## start INFORMATION PROVIDED
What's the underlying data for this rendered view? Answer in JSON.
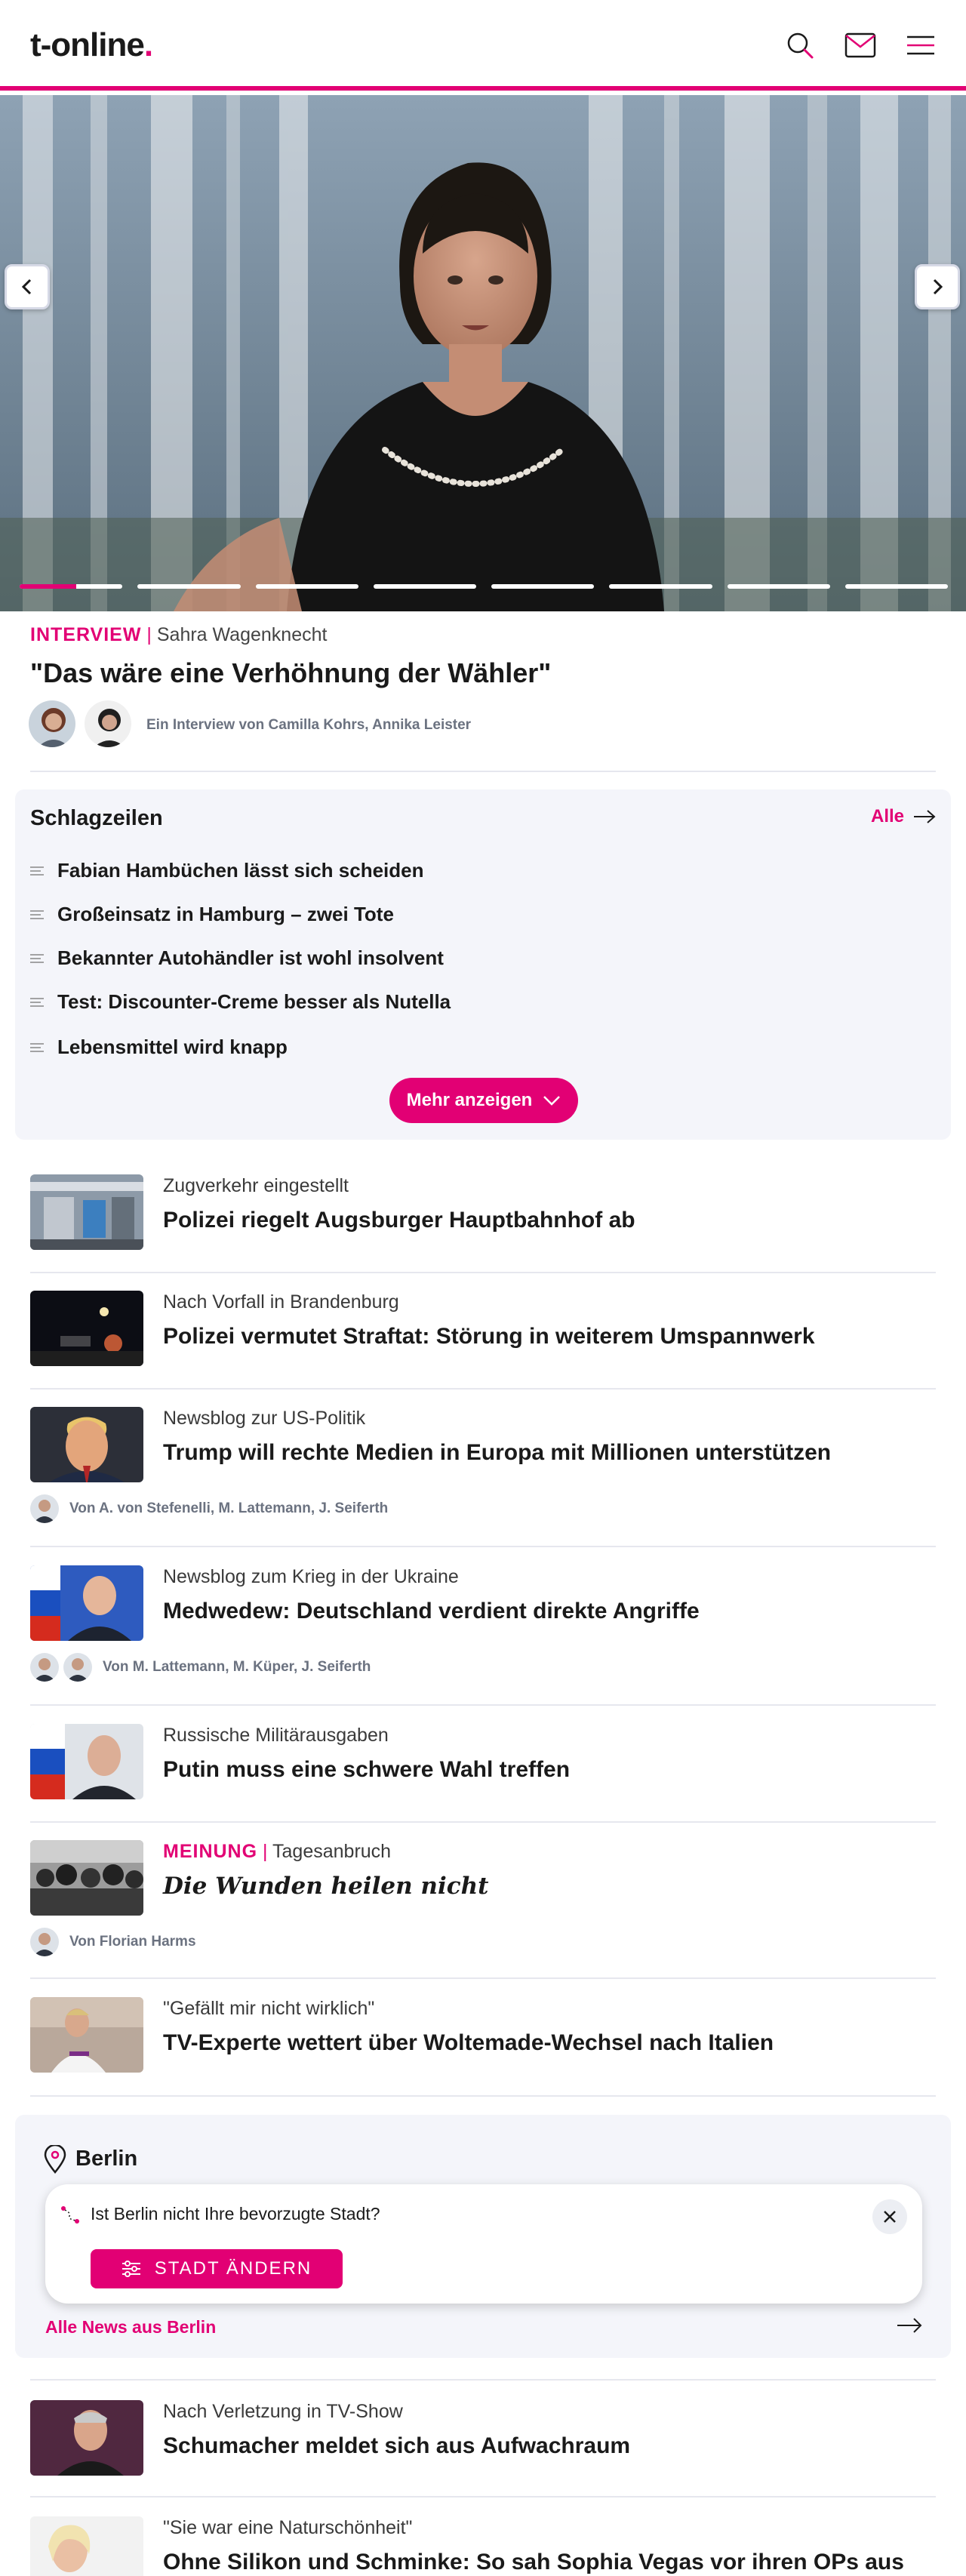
{
  "header": {
    "logo_text": "t-online",
    "logo_dot": ".",
    "icons": [
      "search-icon",
      "mail-icon",
      "menu-icon"
    ],
    "accent": "#e20074"
  },
  "hero": {
    "slide_count": 8,
    "active_slide": 1,
    "progress": 0.55,
    "kicker_label": "INTERVIEW",
    "kicker_sep": "|",
    "kicker_topic": "Sahra Wagenknecht",
    "title": "\"Das wäre eine Verhöhnung der Wähler\"",
    "byline": "Ein Interview von Camilla Kohrs, Annika Leister"
  },
  "headlines": {
    "title": "Schlagzeilen",
    "all_label": "Alle",
    "items": [
      "Fabian Hambüchen lässt sich scheiden",
      "Großeinsatz in Hamburg – zwei Tote",
      "Bekannter Autohändler ist wohl insolvent",
      "Test: Discounter-Creme besser als Nutella",
      "Lebensmittel wird knapp"
    ],
    "more_label": "Mehr anzeigen"
  },
  "articles": [
    {
      "kicker": "Zugverkehr eingestellt",
      "title": "Polizei riegelt Augsburger Hauptbahnhof ab"
    },
    {
      "kicker": "Nach Vorfall in Brandenburg",
      "title": "Polizei vermutet Straftat: Störung in weiterem Umspannwerk"
    },
    {
      "kicker": "Newsblog zur US-Politik",
      "title": "Trump will rechte Medien in Europa mit Millionen unterstützen",
      "byline": "Von A. von Stefenelli, M. Lattemann, J. Seiferth"
    },
    {
      "kicker": "Newsblog zum Krieg in der Ukraine",
      "title": "Medwedew: Deutschland verdient direkte Angriffe",
      "byline": "Von M. Lattemann, M. Küper, J. Seiferth"
    },
    {
      "kicker": "Russische Militärausgaben",
      "title": "Putin muss eine schwere Wahl treffen"
    },
    {
      "kicker_label": "MEINUNG",
      "kicker_sep": "|",
      "kicker": "Tagesanbruch",
      "title": "Die Wunden heilen nicht",
      "byline": "Von Florian Harms"
    },
    {
      "kicker": "\"Gefällt mir nicht wirklich\"",
      "title": "TV-Experte wettert über Woltemade-Wechsel nach Italien"
    }
  ],
  "berlin": {
    "title": "Berlin",
    "prompt": "Ist Berlin nicht Ihre bevorzugte Stadt?",
    "button": "STADT ÄNDERN",
    "link": "Alle News aus Berlin"
  },
  "more_articles": [
    {
      "kicker": "Nach Verletzung in TV-Show",
      "title": "Schumacher meldet sich aus Aufwachraum"
    },
    {
      "kicker": "\"Sie war eine Naturschönheit\"",
      "title": "Ohne Silikon und Schminke: So sah Sophia Vegas vor ihren OPs aus"
    }
  ]
}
## end INFORMATION PROVIDED
> _WRITTEN INSTRUCTION_:
Go through the entries above and count the lines containing the word "Alle"; give only that count.

> _EXERCISE RESULT_:
2